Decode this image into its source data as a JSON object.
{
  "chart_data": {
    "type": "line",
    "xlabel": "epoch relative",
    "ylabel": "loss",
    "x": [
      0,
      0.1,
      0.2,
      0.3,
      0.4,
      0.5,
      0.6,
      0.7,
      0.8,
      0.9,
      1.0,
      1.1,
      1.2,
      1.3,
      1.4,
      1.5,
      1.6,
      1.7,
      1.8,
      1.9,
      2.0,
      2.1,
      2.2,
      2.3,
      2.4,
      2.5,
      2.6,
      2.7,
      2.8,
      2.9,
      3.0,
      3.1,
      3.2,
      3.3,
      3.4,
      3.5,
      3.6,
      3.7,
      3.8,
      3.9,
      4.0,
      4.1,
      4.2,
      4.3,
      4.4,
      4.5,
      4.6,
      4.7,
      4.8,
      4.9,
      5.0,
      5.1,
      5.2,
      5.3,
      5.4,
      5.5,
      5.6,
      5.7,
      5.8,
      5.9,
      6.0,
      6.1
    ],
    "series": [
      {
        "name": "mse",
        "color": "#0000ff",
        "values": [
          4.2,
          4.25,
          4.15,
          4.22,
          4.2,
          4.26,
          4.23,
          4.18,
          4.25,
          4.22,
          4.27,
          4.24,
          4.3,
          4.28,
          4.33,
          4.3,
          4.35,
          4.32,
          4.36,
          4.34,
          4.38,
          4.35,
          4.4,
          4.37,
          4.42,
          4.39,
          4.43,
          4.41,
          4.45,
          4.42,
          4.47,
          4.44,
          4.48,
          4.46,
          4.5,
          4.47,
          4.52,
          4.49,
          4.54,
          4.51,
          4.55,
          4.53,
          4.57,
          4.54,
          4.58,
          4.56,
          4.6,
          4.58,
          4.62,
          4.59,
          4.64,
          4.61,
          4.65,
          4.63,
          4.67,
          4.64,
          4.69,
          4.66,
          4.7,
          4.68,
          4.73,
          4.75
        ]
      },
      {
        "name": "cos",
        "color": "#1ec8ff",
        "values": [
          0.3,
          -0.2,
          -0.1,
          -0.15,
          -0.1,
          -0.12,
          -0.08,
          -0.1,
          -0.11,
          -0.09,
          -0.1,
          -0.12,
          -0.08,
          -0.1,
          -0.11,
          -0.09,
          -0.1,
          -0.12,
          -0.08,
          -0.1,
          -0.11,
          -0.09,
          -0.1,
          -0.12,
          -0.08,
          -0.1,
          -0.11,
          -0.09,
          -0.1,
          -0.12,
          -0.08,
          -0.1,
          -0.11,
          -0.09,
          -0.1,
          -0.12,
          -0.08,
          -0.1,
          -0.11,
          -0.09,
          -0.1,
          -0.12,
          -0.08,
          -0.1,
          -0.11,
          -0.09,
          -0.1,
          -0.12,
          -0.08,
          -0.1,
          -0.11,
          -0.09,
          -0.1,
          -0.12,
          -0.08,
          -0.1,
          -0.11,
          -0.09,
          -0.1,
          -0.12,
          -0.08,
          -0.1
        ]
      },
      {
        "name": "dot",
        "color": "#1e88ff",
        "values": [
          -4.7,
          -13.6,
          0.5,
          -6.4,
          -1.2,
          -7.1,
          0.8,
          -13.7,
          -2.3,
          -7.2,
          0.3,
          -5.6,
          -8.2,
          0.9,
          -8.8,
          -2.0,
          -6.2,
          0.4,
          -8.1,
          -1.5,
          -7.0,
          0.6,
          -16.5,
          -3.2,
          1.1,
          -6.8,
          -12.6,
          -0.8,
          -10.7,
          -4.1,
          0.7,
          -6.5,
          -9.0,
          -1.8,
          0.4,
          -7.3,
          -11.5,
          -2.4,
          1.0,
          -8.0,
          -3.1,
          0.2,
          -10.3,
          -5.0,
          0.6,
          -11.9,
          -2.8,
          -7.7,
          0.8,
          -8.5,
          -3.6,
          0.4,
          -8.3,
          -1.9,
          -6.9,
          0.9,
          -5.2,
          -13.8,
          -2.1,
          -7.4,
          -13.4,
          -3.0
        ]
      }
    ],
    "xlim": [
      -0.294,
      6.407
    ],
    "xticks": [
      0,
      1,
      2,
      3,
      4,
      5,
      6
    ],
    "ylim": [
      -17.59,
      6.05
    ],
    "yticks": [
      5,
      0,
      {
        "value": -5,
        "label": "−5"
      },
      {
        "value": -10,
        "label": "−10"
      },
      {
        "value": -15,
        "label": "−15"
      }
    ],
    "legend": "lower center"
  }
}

○ ○ ○

_What is expected:_ Copy each line of the records containing the string "color".

_Final result:_
        "color": "#0000ff",
        "color": "#1ec8ff",
        "color": "#1e88ff",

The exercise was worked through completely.